Extract every line below, verbatim.
--- Start ---
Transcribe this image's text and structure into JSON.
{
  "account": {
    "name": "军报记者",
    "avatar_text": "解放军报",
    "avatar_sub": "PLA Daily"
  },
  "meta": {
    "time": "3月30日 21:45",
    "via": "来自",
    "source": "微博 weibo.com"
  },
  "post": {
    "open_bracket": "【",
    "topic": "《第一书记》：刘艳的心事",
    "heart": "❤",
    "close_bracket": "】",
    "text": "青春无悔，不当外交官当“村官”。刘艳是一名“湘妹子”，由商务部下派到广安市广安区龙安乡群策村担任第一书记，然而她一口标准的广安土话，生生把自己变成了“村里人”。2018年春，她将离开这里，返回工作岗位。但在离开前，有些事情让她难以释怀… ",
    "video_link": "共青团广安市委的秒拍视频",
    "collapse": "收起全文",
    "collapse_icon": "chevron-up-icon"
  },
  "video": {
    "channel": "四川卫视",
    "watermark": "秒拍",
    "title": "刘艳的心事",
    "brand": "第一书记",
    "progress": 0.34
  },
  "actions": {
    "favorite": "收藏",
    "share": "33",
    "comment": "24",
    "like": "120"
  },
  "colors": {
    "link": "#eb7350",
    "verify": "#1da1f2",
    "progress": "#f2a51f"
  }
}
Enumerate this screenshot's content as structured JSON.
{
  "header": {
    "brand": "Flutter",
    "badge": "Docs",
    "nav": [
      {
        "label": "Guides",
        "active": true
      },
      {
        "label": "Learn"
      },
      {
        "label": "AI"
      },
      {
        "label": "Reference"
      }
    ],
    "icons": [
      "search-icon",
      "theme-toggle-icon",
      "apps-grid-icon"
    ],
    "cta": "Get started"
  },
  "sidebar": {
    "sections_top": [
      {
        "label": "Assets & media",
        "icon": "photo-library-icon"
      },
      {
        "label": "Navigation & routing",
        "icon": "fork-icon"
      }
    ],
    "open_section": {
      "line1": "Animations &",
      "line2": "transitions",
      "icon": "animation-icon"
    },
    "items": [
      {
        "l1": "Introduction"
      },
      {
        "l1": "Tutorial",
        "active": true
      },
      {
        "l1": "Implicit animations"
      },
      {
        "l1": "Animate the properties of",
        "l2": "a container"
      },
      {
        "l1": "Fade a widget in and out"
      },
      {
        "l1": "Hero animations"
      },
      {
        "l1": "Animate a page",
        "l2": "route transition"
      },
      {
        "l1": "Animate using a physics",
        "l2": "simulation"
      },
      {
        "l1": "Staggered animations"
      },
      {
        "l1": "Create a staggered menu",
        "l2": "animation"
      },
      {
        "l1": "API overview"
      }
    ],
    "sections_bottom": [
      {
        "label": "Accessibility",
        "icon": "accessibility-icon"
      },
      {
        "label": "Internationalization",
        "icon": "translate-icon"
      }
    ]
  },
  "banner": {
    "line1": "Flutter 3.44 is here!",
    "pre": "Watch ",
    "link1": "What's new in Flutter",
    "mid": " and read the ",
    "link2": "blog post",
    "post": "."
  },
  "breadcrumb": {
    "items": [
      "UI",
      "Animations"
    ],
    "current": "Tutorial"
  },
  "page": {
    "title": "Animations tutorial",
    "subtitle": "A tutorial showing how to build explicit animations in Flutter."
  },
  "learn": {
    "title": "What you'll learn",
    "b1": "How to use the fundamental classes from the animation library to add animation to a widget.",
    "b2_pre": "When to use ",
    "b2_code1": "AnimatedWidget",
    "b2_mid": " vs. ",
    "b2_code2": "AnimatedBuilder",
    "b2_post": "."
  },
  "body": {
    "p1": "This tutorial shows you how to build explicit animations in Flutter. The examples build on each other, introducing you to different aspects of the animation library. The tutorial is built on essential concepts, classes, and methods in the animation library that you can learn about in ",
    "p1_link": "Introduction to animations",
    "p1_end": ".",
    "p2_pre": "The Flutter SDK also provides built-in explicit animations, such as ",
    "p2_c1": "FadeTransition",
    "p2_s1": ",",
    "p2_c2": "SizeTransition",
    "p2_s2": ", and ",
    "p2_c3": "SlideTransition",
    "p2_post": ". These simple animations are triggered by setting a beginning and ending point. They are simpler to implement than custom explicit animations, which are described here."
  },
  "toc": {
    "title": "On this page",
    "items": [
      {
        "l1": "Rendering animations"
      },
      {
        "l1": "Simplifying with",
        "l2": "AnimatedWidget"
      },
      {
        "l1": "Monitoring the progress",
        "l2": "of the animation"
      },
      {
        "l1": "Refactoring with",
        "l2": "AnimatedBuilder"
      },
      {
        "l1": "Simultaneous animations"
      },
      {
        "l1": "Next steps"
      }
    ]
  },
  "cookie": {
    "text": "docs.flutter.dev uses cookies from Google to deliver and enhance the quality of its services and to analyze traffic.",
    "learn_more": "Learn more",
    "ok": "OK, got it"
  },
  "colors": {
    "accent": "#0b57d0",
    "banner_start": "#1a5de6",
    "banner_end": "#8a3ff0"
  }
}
--- End ---
REPLY:
Transcribe this image's text and structure into JSON.
{
  "account": {
    "name": "军报记者",
    "avatar_text": "解放军报",
    "avatar_sub": "PLA Daily"
  },
  "meta": {
    "time": "3月30日 21:45",
    "via": "来自",
    "source": "微博 weibo.com"
  },
  "post": {
    "open_bracket": "【",
    "topic": "《第一书记》：刘艳的心事",
    "heart": "❤",
    "close_bracket": "】",
    "text": "青春无悔，不当外交官当“村官”。刘艳是一名“湘妹子”，由商务部下派到广安市广安区龙安乡群策村担任第一书记，然而她一口标准的广安土话，生生把自己变成了“村里人”。2018年春，她将离开这里，返回工作岗位。但在离开前，有些事情让她难以释怀… ",
    "video_link": "共青团广安市委的秒拍视频",
    "collapse": "收起全文",
    "collapse_icon": "chevron-up-icon"
  },
  "video": {
    "channel": "四川卫视",
    "watermark": "秒拍",
    "title": "刘艳的心事",
    "brand": "第一书记",
    "progress": 0.34
  },
  "actions": {
    "favorite": "收藏",
    "share": "33",
    "comment": "24",
    "like": "120"
  },
  "colors": {
    "link": "#eb7350",
    "verify": "#1da1f2",
    "progress": "#f2a51f"
  }
}
Enumerate this screenshot's content as structured JSON.
{
  "header": {
    "brand": "Flutter",
    "badge": "Docs",
    "nav": [
      {
        "label": "Guides",
        "active": true
      },
      {
        "label": "Learn"
      },
      {
        "label": "AI"
      },
      {
        "label": "Reference"
      }
    ],
    "icons": [
      "search-icon",
      "theme-toggle-icon",
      "apps-grid-icon"
    ],
    "cta": "Get started"
  },
  "sidebar": {
    "sections_top": [
      {
        "label": "Assets & media",
        "icon": "photo-library-icon"
      },
      {
        "label": "Navigation & routing",
        "icon": "fork-icon"
      }
    ],
    "open_section": {
      "line1": "Animations &",
      "line2": "transitions",
      "icon": "animation-icon"
    },
    "items": [
      {
        "l1": "Introduction"
      },
      {
        "l1": "Tutorial",
        "active": true
      },
      {
        "l1": "Implicit animations"
      },
      {
        "l1": "Animate the properties of",
        "l2": "a container"
      },
      {
        "l1": "Fade a widget in and out"
      },
      {
        "l1": "Hero animations"
      },
      {
        "l1": "Animate a page",
        "l2": "route transition"
      },
      {
        "l1": "Animate using a physics",
        "l2": "simulation"
      },
      {
        "l1": "Staggered animations"
      },
      {
        "l1": "Create a staggered menu",
        "l2": "animation"
      },
      {
        "l1": "API overview"
      }
    ],
    "sections_bottom": [
      {
        "label": "Accessibility",
        "icon": "accessibility-icon"
      },
      {
        "label": "Internationalization",
        "icon": "translate-icon"
      }
    ]
  },
  "banner": {
    "line1": "Flutter 3.44 is here!",
    "pre": "Watch ",
    "link1": "What's new in Flutter",
    "mid": " and read the ",
    "link2": "blog post",
    "post": "."
  },
  "breadcrumb": {
    "items": [
      "UI",
      "Animations"
    ],
    "current": "Tutorial"
  },
  "page": {
    "title": "Animations tutorial",
    "subtitle": "A tutorial showing how to build explicit animations in Flutter."
  },
  "learn": {
    "title": "What you'll learn",
    "b1": "How to use the fundamental classes from the animation library to add animation to a widget.",
    "b2_pre": "When to use ",
    "b2_code1": "AnimatedWidget",
    "b2_mid": " vs. ",
    "b2_code2": "AnimatedBuilder",
    "b2_post": "."
  },
  "body": {
    "p1": "This tutorial shows you how to build explicit animations in Flutter. The examples build on each other, introducing you to different aspects of the animation library. The tutorial is built on essential concepts, classes, and methods in the animation library that you can learn about in ",
    "p1_link": "Introduction to animations",
    "p1_end": ".",
    "p2_pre": "The Flutter SDK also provides built-in explicit animations, such as ",
    "p2_c1": "FadeTransition",
    "p2_s1": ",",
    "p2_c2": "SizeTransition",
    "p2_s2": ", and ",
    "p2_c3": "SlideTransition",
    "p2_post": ". These simple animations are triggered by setting a beginning and ending point. They are simpler to implement than custom explicit animations, which are described here."
  },
  "toc": {
    "title": "On this page",
    "items": [
      {
        "l1": "Rendering animations"
      },
      {
        "l1": "Simplifying with",
        "l2": "AnimatedWidget"
      },
      {
        "l1": "Monitoring the progress",
        "l2": "of the animation"
      },
      {
        "l1": "Refactoring with",
        "l2": "AnimatedBuilder"
      },
      {
        "l1": "Simultaneous animations"
      },
      {
        "l1": "Next steps"
      }
    ]
  },
  "cookie": {
    "text": "docs.flutter.dev uses cookies from Google to deliver and enhance the quality of its services and to analyze traffic.",
    "learn_more": "Learn more",
    "ok": "OK, got it"
  },
  "colors": {
    "accent": "#0b57d0",
    "banner_start": "#1a5de6",
    "banner_end": "#8a3ff0"
  }
}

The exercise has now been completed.